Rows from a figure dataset
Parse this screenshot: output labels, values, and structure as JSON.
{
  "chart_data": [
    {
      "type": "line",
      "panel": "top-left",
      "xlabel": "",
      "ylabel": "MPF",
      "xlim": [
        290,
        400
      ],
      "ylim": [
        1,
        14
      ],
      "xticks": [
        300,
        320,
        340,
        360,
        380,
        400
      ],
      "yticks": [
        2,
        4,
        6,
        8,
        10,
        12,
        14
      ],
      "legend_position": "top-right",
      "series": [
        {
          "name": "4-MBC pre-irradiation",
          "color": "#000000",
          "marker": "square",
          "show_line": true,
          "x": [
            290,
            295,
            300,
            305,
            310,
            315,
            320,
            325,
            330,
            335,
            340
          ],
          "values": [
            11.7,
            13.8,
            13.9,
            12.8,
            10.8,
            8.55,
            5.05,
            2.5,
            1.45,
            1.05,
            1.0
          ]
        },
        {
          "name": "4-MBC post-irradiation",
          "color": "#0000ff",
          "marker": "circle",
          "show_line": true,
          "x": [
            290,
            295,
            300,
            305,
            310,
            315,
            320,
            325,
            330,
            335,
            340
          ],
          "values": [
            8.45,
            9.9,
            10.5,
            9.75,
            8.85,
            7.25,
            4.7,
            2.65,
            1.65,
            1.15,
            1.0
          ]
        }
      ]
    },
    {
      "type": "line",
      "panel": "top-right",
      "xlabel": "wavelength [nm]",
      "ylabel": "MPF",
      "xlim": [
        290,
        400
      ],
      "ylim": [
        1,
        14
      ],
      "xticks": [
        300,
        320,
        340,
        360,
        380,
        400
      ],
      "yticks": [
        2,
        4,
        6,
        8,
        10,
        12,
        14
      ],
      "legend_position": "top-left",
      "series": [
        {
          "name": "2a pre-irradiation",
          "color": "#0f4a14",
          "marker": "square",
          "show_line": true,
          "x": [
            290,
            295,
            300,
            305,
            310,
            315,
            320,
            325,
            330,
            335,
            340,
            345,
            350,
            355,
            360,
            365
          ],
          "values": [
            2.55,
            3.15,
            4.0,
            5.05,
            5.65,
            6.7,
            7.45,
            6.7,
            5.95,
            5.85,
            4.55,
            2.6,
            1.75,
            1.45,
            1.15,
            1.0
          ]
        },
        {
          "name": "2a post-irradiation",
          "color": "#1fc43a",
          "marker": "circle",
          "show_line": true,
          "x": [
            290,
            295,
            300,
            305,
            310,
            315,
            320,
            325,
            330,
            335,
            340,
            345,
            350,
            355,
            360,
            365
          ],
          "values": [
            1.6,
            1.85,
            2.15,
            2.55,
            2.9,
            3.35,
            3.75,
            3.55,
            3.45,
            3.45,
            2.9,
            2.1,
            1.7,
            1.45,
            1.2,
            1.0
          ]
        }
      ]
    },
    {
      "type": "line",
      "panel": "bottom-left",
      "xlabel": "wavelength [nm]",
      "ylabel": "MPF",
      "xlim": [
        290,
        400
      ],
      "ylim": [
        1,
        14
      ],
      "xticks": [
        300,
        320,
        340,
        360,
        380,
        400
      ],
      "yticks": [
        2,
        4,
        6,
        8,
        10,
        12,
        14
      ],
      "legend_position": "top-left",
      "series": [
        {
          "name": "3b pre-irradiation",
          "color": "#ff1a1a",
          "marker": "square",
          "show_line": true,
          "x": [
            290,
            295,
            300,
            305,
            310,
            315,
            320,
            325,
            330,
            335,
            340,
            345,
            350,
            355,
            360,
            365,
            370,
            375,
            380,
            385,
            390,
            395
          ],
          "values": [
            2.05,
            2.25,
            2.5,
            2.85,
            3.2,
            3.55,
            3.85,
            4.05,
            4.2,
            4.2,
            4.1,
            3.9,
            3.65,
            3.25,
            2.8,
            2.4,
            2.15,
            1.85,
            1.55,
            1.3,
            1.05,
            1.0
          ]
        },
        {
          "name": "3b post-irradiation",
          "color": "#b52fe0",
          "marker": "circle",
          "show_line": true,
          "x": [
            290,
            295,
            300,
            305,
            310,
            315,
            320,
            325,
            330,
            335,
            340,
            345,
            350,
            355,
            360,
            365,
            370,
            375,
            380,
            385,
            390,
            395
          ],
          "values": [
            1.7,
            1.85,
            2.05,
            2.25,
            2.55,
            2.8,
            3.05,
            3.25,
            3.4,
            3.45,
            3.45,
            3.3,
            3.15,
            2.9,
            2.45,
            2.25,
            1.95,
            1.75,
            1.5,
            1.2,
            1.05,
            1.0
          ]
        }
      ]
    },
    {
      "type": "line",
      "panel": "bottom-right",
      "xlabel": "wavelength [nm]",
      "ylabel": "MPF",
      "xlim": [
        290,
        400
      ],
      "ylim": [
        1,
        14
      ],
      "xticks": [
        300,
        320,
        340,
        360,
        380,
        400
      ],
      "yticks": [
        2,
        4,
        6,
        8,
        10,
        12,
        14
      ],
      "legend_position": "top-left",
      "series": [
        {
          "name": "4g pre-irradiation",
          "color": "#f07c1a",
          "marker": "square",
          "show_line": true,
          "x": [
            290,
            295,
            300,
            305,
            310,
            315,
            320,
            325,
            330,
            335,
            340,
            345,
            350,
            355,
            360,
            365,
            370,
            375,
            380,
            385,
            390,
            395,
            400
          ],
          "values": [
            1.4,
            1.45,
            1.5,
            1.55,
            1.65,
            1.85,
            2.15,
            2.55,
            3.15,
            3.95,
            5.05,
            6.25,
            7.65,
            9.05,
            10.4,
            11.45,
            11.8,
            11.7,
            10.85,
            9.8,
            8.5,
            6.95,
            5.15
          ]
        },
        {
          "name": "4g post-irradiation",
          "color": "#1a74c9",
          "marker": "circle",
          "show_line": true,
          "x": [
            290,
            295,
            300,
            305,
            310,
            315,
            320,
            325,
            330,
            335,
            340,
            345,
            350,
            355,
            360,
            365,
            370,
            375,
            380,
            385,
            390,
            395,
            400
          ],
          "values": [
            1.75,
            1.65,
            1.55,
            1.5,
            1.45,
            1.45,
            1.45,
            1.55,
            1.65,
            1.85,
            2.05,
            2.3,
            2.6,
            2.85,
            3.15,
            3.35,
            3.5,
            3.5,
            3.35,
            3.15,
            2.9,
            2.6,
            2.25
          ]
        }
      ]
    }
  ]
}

==

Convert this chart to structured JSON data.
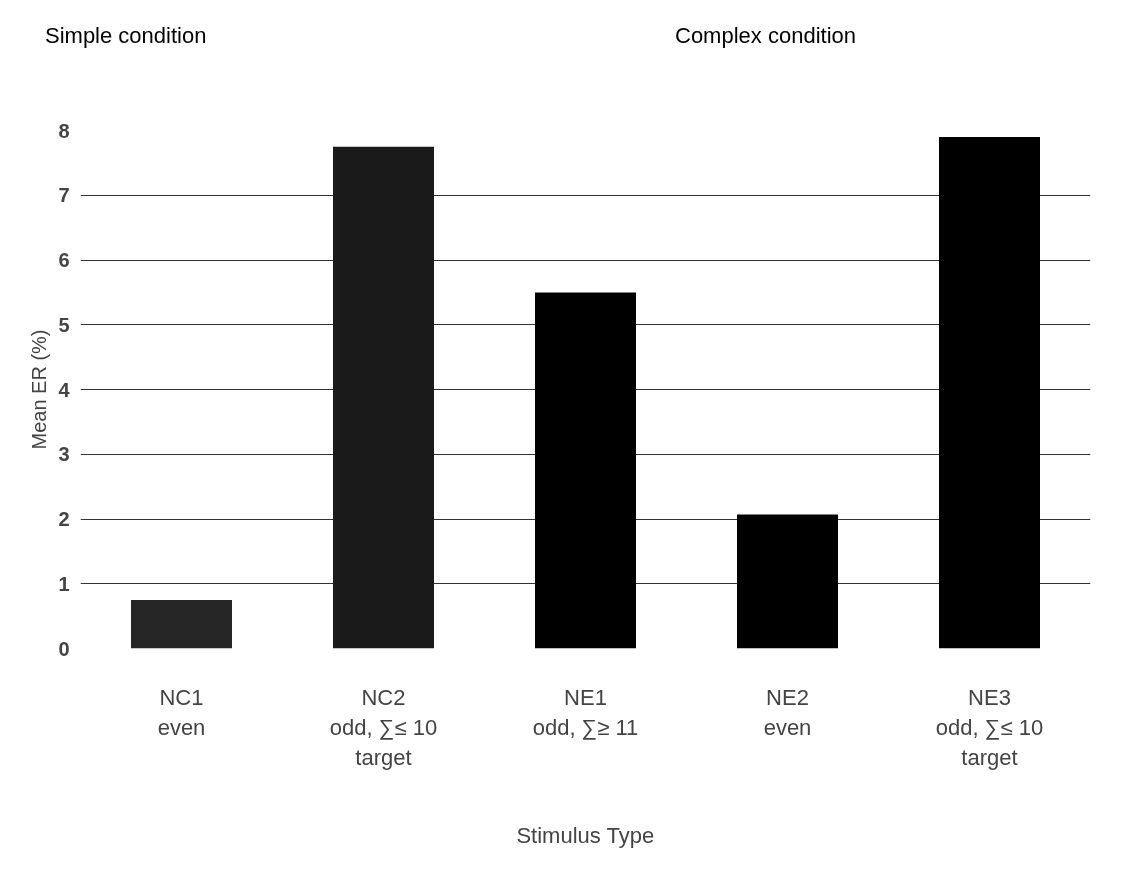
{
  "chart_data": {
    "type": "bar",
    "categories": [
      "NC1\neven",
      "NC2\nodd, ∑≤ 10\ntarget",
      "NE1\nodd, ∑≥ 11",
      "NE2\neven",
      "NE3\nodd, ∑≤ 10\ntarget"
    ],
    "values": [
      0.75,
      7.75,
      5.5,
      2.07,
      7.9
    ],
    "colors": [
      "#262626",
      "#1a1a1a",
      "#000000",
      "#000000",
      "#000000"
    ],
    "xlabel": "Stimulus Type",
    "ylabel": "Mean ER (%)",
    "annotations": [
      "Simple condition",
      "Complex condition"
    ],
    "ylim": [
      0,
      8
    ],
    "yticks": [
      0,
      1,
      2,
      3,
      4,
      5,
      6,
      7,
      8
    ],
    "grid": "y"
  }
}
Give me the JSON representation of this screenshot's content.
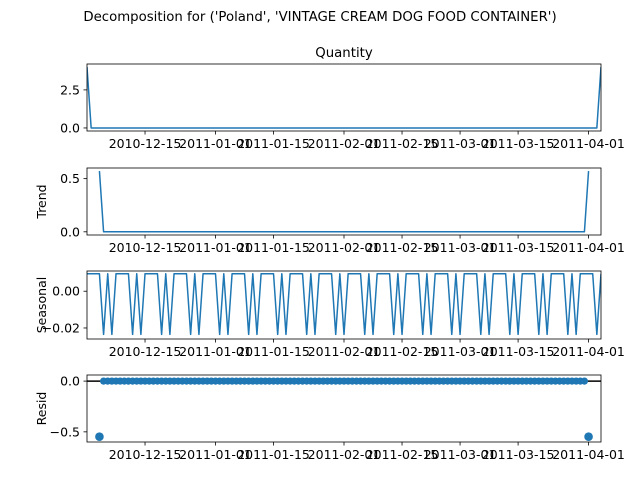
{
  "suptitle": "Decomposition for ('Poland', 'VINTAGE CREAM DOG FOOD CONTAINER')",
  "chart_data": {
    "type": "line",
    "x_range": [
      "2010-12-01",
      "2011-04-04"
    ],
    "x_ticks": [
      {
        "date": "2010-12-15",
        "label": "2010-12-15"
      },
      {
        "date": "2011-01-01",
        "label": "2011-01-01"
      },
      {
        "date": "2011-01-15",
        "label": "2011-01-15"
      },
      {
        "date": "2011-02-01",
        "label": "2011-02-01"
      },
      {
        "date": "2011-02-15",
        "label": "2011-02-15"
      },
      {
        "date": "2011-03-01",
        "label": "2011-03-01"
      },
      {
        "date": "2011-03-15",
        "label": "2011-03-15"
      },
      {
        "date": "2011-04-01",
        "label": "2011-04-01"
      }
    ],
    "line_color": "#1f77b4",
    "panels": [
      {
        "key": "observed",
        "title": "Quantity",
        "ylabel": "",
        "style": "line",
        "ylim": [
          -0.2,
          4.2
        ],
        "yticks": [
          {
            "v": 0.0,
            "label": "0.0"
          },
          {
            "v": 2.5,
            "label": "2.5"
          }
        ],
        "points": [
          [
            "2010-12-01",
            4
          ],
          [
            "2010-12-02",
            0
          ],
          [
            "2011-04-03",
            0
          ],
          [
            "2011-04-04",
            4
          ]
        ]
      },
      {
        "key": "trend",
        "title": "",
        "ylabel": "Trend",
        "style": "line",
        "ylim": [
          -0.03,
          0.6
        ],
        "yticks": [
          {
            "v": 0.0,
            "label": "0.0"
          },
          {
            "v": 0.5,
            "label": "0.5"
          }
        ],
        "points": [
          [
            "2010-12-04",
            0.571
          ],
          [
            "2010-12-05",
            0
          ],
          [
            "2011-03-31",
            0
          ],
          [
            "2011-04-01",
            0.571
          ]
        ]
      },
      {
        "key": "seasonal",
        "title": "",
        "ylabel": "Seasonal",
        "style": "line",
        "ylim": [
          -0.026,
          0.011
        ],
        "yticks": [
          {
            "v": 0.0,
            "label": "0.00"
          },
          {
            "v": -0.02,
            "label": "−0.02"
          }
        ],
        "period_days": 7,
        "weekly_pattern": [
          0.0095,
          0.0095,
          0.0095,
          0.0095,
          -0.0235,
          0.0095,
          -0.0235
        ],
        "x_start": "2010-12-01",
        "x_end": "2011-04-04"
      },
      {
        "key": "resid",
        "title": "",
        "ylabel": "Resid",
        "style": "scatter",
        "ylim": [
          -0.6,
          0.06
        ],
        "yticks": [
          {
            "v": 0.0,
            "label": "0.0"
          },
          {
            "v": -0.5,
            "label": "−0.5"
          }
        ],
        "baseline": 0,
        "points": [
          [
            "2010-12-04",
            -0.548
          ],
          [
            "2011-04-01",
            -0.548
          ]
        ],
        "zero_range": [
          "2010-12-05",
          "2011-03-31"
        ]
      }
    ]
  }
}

#### Task objective:
From the records, copy every line that has the string "right" in it.

#### The completed task:
      "legend_position": "top-right",
      "panel": "top-right",
      "panel": "bottom-right",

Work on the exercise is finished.